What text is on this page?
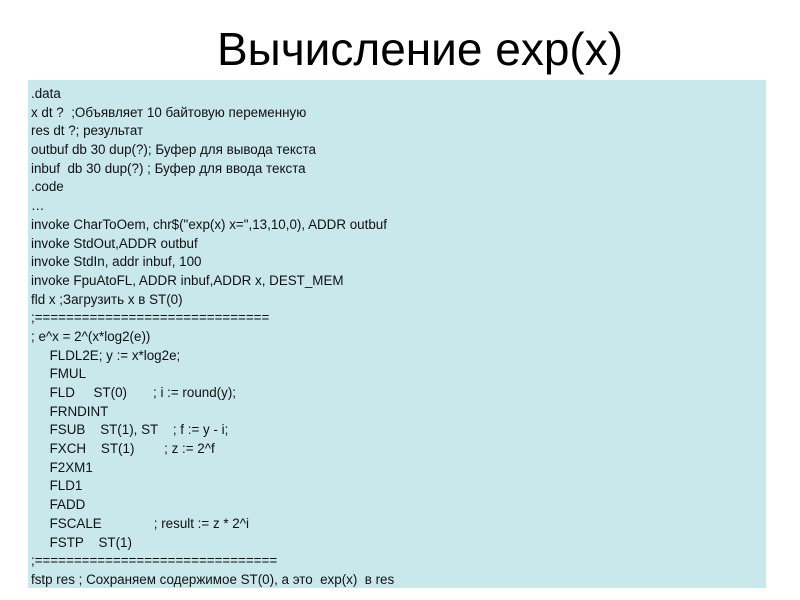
Вычисление exp(x)
.data
x dt ?  ;Объявляет 10 байтовую переменную
res dt ?; результат
outbuf db 30 dup(?); Буфер для вывода текста
inbuf  db 30 dup(?) ; Буфер для ввода текста
.code
…
invoke CharToOem, chr$("exp(x) x=",13,10,0), ADDR outbuf
invoke StdOut,ADDR outbuf
invoke StdIn, addr inbuf, 100
invoke FpuAtoFL, ADDR inbuf,ADDR x, DEST_MEM
fld x ;Загрузить x в ST(0)
;==============================
; e^x = 2^(x*log2(e))
FLDL2E; y := x*log2e;
FMUL
FLD     ST(0)       ; i := round(y);
FRNDINT
FSUB    ST(1), ST    ; f := y - i;
FXCH    ST(1)        ; z := 2^f
F2XM1
FLD1
FADD
FSCALE              ; result := z * 2^i
FSTP    ST(1)
;===============================
fstp res ; Сохраняем содержимое ST(0), а это  exp(x)  в res
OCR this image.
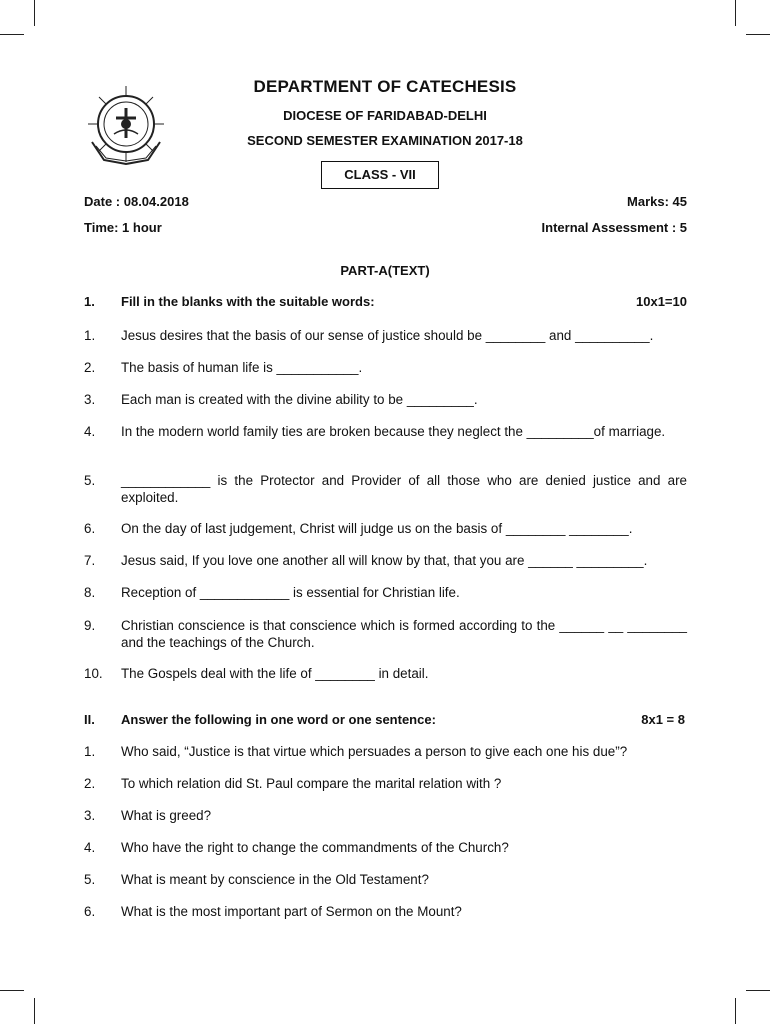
DEPARTMENT OF CATECHESIS
DIOCESE OF FARIDABAD-DELHI
SECOND SEMESTER EXAMINATION 2017-18
CLASS - VII
Date : 08.04.2018	Marks: 45
Time: 1 hour	Internal Assessment : 5
PART-A(TEXT)
1. Fill in the blanks with the suitable words:	10x1=10
1. Jesus desires that the basis of our sense of justice should be ________ and __________.
2. The basis of human life is ___________.
3. Each man is created with the divine ability to be _________.
4. In the modern world family ties are broken because they neglect the _________of marriage.
5. ____________ is the Protector and Provider of all those who are denied justice and are exploited.
6. On the day of last judgement, Christ will judge us on the basis of ________ ________.
7. Jesus said, If you love one another all will know by that, that you are ______ _________.
8. Reception of ____________ is essential for Christian life.
9. Christian conscience is that conscience which is formed according to the ______ __ ________ and the teachings of the Church.
10. The Gospels deal with the life of ________ in detail.
II. Answer the following in one word or one sentence:	8x1 = 8
1. Who said, “Justice is that virtue which persuades a person to give each one his due”?
2. To which relation did St. Paul compare the marital relation with ?
3. What is greed?
4. Who have the right to change the commandments of the Church?
5. What is meant by conscience in the Old Testament?
6. What is the most important part of Sermon on the Mount?
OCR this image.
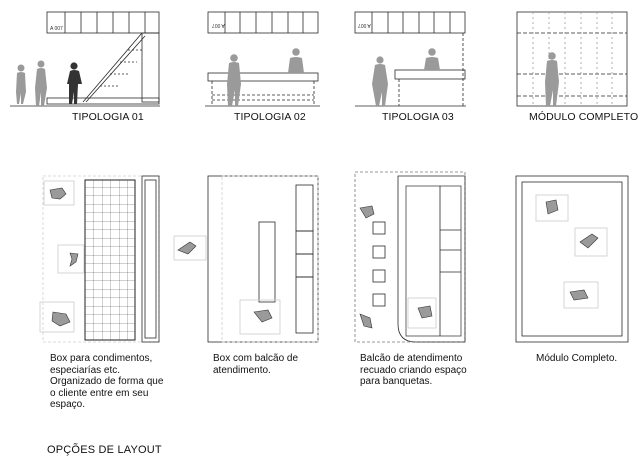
A 007
A 007	A 007
TIPOLOGIA 01	TIPOLOGIA 02	TIPOLOGIA 03	MÓDULO COMPLETO
Box para condimentos,
especiarías etc.
Organizado de forma que
o cliente entre em seu
espaço.
Box com balcão de
atendimento.
Balcão de atendimento
recuado criando espaço
para banquetas.
Módulo Completo.
OPÇÕES DE LAYOUT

_____

▶ **THE EXERCISE**: Nothing in the entries above should change when they are printed again, except that the pictures are dropped.

▶ **SOLVED PROBLEM**:
What text is on this page?
Вычисление exp(x)
.data
x dt ?  ;Объявляет 10 байтовую переменную
res dt ?; результат
outbuf db 30 dup(?); Буфер для вывода текста
inbuf  db 30 dup(?) ; Буфер для ввода текста
.code
…
invoke CharToOem, chr$("exp(x) x=",13,10,0), ADDR outbuf
invoke StdOut,ADDR outbuf
invoke StdIn, addr inbuf, 100
invoke FpuAtoFL, ADDR inbuf,ADDR x, DEST_MEM
fld x ;Загрузить x в ST(0)
;==============================
; e^x = 2^(x*log2(e))
FLDL2E; y := x*log2e;
FMUL
FLD     ST(0)       ; i := round(y);
FRNDINT
FSUB    ST(1), ST    ; f := y - i;
FXCH    ST(1)        ; z := 2^f
F2XM1
FLD1
FADD
FSCALE              ; result := z * 2^i
FSTP    ST(1)
;===============================
fstp res ; Сохраняем содержимое ST(0), а это  exp(x)  в res
OCR this image.
DEPARTMENT OF CATECHESIS
DIOCESE OF FARIDABAD-DELHI
SECOND SEMESTER EXAMINATION 2017-18
CLASS - VII
Date : 08.04.2018	Marks: 45
Time: 1 hour	Internal Assessment : 5
PART-A(TEXT)
1. Fill in the blanks with the suitable words:	10x1=10
1. Jesus desires that the basis of our sense of justice should be ________ and __________.
2. The basis of human life is ___________.
3. Each man is created with the divine ability to be _________.
4. In the modern world family ties are broken because they neglect the _________of marriage.
5. ____________ is the Protector and Provider of all those who are denied justice and are exploited.
6. On the day of last judgement, Christ will judge us on the basis of ________ ________.
7. Jesus said, If you love one another all will know by that, that you are ______ _________.
8. Reception of ____________ is essential for Christian life.
9. Christian conscience is that conscience which is formed according to the ______ __ ________ and the teachings of the Church.
10. The Gospels deal with the life of ________ in detail.
II. Answer the following in one word or one sentence:	8x1 = 8
1. Who said, “Justice is that virtue which persuades a person to give each one his due”?
2. To which relation did St. Paul compare the marital relation with ?
3. What is greed?
4. Who have the right to change the commandments of the Church?
5. What is meant by conscience in the Old Testament?
6. What is the most important part of Sermon on the Mount?
OCR this image.
A 007
A 007	A 007
TIPOLOGIA 01	TIPOLOGIA 02	TIPOLOGIA 03	MÓDULO COMPLETO
Box para condimentos,
especiarías etc.
Organizado de forma que
o cliente entre em seu
espaço.
Box com balcão de
atendimento.
Balcão de atendimento
recuado criando espaço
para banquetas.
Módulo Completo.
OPÇÕES DE LAYOUT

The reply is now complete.